--- Begin ---

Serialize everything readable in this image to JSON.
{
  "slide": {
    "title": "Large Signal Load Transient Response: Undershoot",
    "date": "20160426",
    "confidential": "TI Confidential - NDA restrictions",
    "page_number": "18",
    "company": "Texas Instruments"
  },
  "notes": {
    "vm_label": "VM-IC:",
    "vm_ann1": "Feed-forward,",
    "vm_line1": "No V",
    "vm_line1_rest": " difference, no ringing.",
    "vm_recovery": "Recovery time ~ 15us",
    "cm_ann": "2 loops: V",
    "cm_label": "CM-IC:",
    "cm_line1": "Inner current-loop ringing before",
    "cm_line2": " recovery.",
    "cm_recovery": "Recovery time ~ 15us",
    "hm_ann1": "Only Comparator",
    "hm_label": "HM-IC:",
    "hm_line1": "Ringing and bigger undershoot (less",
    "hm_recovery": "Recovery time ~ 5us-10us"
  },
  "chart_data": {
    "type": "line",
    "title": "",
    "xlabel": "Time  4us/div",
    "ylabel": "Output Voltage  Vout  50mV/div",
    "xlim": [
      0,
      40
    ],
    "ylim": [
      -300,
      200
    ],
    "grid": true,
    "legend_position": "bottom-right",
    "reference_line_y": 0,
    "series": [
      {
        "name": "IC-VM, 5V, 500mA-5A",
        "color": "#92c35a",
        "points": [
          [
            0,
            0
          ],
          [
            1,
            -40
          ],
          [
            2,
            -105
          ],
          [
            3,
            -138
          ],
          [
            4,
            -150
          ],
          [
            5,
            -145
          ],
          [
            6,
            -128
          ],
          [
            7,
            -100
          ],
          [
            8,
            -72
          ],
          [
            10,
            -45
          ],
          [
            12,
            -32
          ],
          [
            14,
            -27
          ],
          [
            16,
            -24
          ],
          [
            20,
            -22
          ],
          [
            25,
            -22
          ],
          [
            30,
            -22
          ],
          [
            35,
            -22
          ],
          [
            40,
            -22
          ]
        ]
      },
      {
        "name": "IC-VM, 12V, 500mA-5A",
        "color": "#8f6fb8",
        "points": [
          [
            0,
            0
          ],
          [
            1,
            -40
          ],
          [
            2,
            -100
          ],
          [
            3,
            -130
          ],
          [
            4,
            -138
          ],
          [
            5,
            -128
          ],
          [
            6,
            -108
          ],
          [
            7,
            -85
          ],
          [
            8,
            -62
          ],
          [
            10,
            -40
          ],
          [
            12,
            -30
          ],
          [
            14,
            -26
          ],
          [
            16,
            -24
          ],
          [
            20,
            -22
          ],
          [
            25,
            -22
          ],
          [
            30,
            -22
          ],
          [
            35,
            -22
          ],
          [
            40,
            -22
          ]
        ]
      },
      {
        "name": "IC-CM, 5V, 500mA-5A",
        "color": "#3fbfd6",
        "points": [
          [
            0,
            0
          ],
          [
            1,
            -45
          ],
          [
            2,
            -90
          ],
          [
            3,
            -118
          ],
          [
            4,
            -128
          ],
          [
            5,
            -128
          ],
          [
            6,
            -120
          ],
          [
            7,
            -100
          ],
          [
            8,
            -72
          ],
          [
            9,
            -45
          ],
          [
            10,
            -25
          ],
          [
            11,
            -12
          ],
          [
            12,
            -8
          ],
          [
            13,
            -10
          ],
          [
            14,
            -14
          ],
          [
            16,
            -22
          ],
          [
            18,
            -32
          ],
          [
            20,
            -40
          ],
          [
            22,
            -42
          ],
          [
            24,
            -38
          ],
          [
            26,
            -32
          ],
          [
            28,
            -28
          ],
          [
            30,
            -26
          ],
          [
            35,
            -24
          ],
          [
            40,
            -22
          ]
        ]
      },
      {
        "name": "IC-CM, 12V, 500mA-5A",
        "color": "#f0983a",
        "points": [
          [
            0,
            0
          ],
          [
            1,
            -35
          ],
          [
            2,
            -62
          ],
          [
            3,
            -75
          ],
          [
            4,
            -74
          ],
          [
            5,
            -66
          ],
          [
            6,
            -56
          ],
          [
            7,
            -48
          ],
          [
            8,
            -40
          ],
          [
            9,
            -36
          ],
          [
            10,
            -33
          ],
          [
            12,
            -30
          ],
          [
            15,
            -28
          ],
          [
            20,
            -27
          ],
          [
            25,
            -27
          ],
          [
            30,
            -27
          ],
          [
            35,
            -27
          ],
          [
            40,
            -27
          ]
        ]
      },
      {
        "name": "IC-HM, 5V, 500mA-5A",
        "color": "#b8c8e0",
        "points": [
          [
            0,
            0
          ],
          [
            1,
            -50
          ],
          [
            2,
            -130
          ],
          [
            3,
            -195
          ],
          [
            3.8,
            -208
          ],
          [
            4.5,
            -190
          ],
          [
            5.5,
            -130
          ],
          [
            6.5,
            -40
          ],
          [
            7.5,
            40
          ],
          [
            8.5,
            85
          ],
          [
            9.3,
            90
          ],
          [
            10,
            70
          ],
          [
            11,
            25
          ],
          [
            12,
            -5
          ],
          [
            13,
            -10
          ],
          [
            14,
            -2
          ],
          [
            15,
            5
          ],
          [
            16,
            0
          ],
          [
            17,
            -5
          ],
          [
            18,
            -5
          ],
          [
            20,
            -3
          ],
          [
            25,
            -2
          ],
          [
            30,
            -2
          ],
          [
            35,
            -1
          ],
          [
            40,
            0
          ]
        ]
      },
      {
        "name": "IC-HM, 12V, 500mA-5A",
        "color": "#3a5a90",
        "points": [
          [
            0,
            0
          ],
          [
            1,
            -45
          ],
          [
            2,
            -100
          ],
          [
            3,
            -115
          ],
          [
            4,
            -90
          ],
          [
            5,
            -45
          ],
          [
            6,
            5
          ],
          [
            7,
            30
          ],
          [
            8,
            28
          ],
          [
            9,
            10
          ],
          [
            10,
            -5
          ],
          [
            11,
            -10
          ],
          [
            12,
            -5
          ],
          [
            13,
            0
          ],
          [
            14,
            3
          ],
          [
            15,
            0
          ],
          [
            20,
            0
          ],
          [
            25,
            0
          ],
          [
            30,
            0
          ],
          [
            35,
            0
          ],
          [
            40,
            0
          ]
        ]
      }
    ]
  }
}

--- End ---
--- Begin ---

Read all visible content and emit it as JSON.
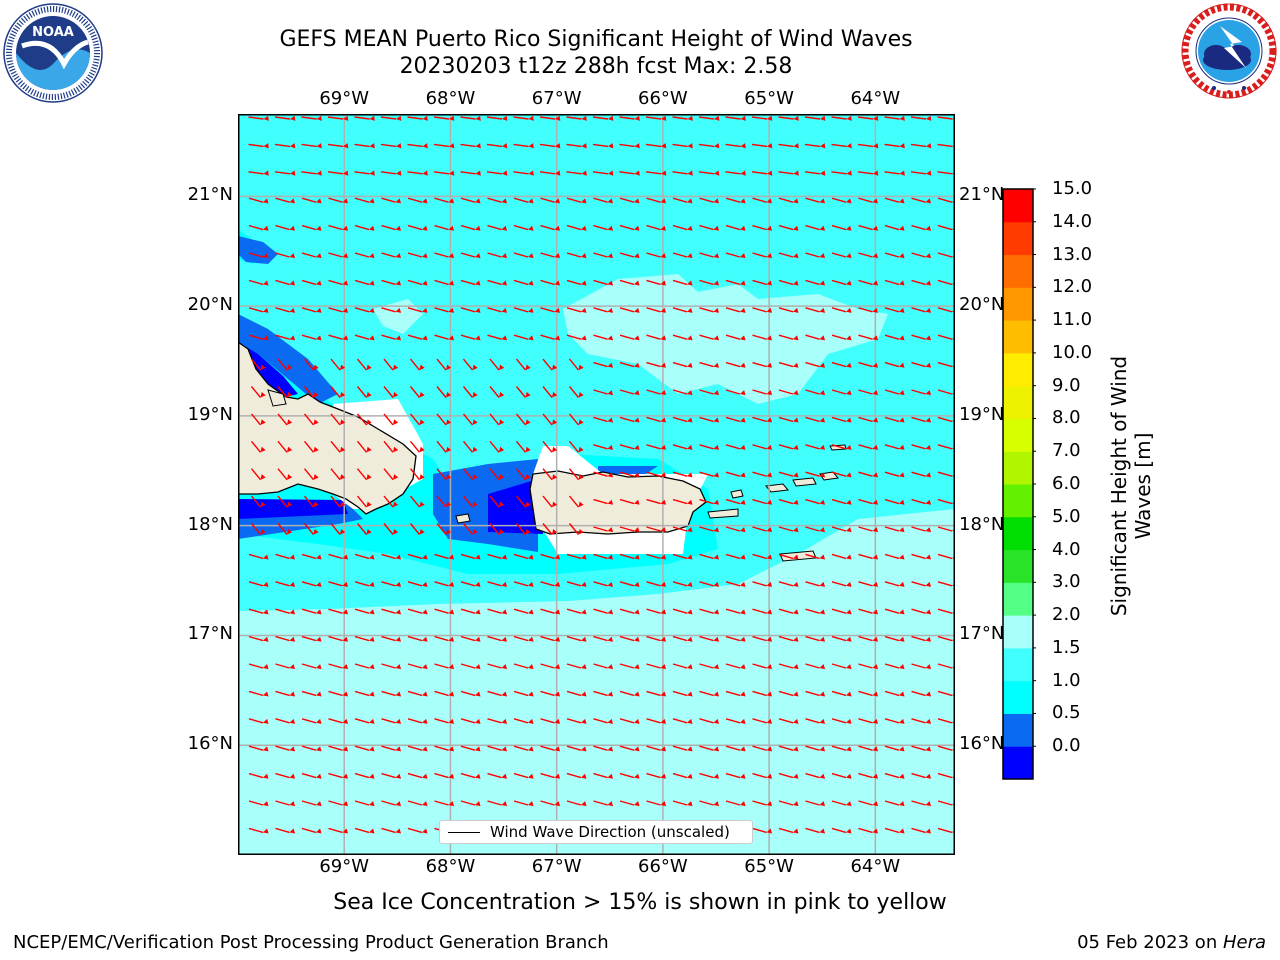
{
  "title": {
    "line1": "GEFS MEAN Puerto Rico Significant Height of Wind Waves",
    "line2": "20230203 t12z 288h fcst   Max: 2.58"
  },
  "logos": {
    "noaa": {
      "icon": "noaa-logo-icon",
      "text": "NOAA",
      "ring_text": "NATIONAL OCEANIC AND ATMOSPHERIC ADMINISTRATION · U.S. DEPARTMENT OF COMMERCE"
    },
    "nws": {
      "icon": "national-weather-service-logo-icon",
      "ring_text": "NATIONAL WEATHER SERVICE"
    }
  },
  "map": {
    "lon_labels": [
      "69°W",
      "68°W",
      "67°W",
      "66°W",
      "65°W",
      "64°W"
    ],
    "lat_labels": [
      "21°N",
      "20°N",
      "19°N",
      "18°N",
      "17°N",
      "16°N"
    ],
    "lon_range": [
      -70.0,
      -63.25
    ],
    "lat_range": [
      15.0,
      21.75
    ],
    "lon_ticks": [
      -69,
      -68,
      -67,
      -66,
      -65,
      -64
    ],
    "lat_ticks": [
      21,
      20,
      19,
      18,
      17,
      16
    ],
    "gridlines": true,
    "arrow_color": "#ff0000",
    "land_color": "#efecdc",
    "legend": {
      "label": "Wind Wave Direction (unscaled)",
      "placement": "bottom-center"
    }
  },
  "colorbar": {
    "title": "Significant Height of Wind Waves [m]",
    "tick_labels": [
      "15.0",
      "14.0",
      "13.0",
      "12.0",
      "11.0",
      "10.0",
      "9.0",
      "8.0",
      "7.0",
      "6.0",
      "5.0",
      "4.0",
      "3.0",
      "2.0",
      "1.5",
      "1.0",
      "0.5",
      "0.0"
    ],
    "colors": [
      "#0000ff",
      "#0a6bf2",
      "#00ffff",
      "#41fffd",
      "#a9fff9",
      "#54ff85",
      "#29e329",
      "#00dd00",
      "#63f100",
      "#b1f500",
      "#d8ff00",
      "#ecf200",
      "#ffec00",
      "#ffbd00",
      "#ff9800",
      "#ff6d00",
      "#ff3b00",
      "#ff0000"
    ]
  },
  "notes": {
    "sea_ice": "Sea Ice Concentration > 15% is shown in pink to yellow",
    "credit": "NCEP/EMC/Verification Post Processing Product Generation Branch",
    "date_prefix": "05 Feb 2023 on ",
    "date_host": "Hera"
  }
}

--- End ---

■ Work to be completed ■
Collect every line from the records above that contains the word "icon".

■ Exercise result ■
      "icon": "noaa-logo-icon",
      "icon": "national-weather-service-logo-icon",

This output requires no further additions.